<<<<
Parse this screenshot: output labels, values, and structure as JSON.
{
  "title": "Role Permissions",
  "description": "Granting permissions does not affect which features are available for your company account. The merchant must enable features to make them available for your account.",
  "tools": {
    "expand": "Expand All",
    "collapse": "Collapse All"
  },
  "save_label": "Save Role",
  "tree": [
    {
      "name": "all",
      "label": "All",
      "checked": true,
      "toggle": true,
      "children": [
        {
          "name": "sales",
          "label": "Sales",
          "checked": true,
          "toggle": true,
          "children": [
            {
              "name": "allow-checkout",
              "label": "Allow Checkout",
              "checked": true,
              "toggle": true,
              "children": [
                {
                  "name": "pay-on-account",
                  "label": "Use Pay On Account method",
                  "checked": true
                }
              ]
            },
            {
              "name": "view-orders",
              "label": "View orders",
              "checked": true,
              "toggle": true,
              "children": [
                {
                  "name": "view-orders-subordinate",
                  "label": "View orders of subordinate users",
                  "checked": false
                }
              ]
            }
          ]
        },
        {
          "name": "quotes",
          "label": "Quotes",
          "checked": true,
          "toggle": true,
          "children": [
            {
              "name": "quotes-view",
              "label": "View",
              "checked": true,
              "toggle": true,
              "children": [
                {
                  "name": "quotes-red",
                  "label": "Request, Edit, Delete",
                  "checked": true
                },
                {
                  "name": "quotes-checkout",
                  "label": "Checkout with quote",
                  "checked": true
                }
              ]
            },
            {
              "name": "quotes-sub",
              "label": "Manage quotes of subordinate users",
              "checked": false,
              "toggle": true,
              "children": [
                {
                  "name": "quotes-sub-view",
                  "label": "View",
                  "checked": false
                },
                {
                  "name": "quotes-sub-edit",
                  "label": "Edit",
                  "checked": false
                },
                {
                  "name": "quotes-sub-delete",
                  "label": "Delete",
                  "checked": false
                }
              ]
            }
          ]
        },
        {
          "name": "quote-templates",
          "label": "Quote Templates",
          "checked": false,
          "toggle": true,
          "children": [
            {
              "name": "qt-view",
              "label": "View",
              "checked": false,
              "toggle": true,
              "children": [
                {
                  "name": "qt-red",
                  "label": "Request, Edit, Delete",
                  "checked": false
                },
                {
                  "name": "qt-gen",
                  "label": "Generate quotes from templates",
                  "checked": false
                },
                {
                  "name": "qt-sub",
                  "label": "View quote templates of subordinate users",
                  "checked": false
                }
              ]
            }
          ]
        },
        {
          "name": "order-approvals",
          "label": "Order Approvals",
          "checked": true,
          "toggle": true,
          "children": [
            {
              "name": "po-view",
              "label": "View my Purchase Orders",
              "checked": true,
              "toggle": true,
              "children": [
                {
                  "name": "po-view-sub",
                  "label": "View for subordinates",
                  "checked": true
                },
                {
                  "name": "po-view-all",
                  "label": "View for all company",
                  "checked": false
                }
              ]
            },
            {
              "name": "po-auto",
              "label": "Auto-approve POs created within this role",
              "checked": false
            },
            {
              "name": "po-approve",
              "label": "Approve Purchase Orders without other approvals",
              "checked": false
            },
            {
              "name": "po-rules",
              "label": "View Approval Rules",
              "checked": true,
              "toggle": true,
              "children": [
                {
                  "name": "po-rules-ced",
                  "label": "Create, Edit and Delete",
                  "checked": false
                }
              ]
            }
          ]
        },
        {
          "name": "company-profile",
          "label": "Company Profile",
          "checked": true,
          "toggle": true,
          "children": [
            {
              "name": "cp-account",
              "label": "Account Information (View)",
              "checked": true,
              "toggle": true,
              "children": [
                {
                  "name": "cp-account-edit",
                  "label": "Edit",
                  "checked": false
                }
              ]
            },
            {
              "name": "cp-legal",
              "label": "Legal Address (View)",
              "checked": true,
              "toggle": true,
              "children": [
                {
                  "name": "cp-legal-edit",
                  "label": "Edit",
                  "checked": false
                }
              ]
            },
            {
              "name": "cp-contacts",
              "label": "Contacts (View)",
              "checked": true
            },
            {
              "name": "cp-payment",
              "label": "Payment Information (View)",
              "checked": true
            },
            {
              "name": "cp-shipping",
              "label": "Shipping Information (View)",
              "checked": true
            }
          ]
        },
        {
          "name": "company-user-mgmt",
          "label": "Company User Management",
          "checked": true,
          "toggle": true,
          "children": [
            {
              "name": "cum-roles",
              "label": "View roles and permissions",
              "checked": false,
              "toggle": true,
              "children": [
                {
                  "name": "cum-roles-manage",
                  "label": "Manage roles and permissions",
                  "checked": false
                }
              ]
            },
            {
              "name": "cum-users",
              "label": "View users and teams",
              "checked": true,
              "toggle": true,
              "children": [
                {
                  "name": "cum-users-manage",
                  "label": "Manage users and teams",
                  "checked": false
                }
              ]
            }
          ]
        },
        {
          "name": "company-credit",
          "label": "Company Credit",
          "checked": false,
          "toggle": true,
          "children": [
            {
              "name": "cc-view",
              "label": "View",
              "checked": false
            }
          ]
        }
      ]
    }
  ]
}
>>>>
DO THIS:
Everything in the listing above should be restated exactly.

ANSWER BELOW:
Parse this screenshot: output labels, values, and structure as JSON.
{
  "title": "Role Permissions",
  "description": "Granting permissions does not affect which features are available for your company account. The merchant must enable features to make them available for your account.",
  "tools": {
    "expand": "Expand All",
    "collapse": "Collapse All"
  },
  "save_label": "Save Role",
  "tree": [
    {
      "name": "all",
      "label": "All",
      "checked": true,
      "toggle": true,
      "children": [
        {
          "name": "sales",
          "label": "Sales",
          "checked": true,
          "toggle": true,
          "children": [
            {
              "name": "allow-checkout",
              "label": "Allow Checkout",
              "checked": true,
              "toggle": true,
              "children": [
                {
                  "name": "pay-on-account",
                  "label": "Use Pay On Account method",
                  "checked": true
                }
              ]
            },
            {
              "name": "view-orders",
              "label": "View orders",
              "checked": true,
              "toggle": true,
              "children": [
                {
                  "name": "view-orders-subordinate",
                  "label": "View orders of subordinate users",
                  "checked": false
                }
              ]
            }
          ]
        },
        {
          "name": "quotes",
          "label": "Quotes",
          "checked": true,
          "toggle": true,
          "children": [
            {
              "name": "quotes-view",
              "label": "View",
              "checked": true,
              "toggle": true,
              "children": [
                {
                  "name": "quotes-red",
                  "label": "Request, Edit, Delete",
                  "checked": true
                },
                {
                  "name": "quotes-checkout",
                  "label": "Checkout with quote",
                  "checked": true
                }
              ]
            },
            {
              "name": "quotes-sub",
              "label": "Manage quotes of subordinate users",
              "checked": false,
              "toggle": true,
              "children": [
                {
                  "name": "quotes-sub-view",
                  "label": "View",
                  "checked": false
                },
                {
                  "name": "quotes-sub-edit",
                  "label": "Edit",
                  "checked": false
                },
                {
                  "name": "quotes-sub-delete",
                  "label": "Delete",
                  "checked": false
                }
              ]
            }
          ]
        },
        {
          "name": "quote-templates",
          "label": "Quote Templates",
          "checked": false,
          "toggle": true,
          "children": [
            {
              "name": "qt-view",
              "label": "View",
              "checked": false,
              "toggle": true,
              "children": [
                {
                  "name": "qt-red",
                  "label": "Request, Edit, Delete",
                  "checked": false
                },
                {
                  "name": "qt-gen",
                  "label": "Generate quotes from templates",
                  "checked": false
                },
                {
                  "name": "qt-sub",
                  "label": "View quote templates of subordinate users",
                  "checked": false
                }
              ]
            }
          ]
        },
        {
          "name": "order-approvals",
          "label": "Order Approvals",
          "checked": true,
          "toggle": true,
          "children": [
            {
              "name": "po-view",
              "label": "View my Purchase Orders",
              "checked": true,
              "toggle": true,
              "children": [
                {
                  "name": "po-view-sub",
                  "label": "View for subordinates",
                  "checked": true
                },
                {
                  "name": "po-view-all",
                  "label": "View for all company",
                  "checked": false
                }
              ]
            },
            {
              "name": "po-auto",
              "label": "Auto-approve POs created within this role",
              "checked": false
            },
            {
              "name": "po-approve",
              "label": "Approve Purchase Orders without other approvals",
              "checked": false
            },
            {
              "name": "po-rules",
              "label": "View Approval Rules",
              "checked": true,
              "toggle": true,
              "children": [
                {
                  "name": "po-rules-ced",
                  "label": "Create, Edit and Delete",
                  "checked": false
                }
              ]
            }
          ]
        },
        {
          "name": "company-profile",
          "label": "Company Profile",
          "checked": true,
          "toggle": true,
          "children": [
            {
              "name": "cp-account",
              "label": "Account Information (View)",
              "checked": true,
              "toggle": true,
              "children": [
                {
                  "name": "cp-account-edit",
                  "label": "Edit",
                  "checked": false
                }
              ]
            },
            {
              "name": "cp-legal",
              "label": "Legal Address (View)",
              "checked": true,
              "toggle": true,
              "children": [
                {
                  "name": "cp-legal-edit",
                  "label": "Edit",
                  "checked": false
                }
              ]
            },
            {
              "name": "cp-contacts",
              "label": "Contacts (View)",
              "checked": true
            },
            {
              "name": "cp-payment",
              "label": "Payment Information (View)",
              "checked": true
            },
            {
              "name": "cp-shipping",
              "label": "Shipping Information (View)",
              "checked": true
            }
          ]
        },
        {
          "name": "company-user-mgmt",
          "label": "Company User Management",
          "checked": true,
          "toggle": true,
          "children": [
            {
              "name": "cum-roles",
              "label": "View roles and permissions",
              "checked": false,
              "toggle": true,
              "children": [
                {
                  "name": "cum-roles-manage",
                  "label": "Manage roles and permissions",
                  "checked": false
                }
              ]
            },
            {
              "name": "cum-users",
              "label": "View users and teams",
              "checked": true,
              "toggle": true,
              "children": [
                {
                  "name": "cum-users-manage",
                  "label": "Manage users and teams",
                  "checked": false
                }
              ]
            }
          ]
        },
        {
          "name": "company-credit",
          "label": "Company Credit",
          "checked": false,
          "toggle": true,
          "children": [
            {
              "name": "cc-view",
              "label": "View",
              "checked": false
            }
          ]
        }
      ]
    }
  ]
}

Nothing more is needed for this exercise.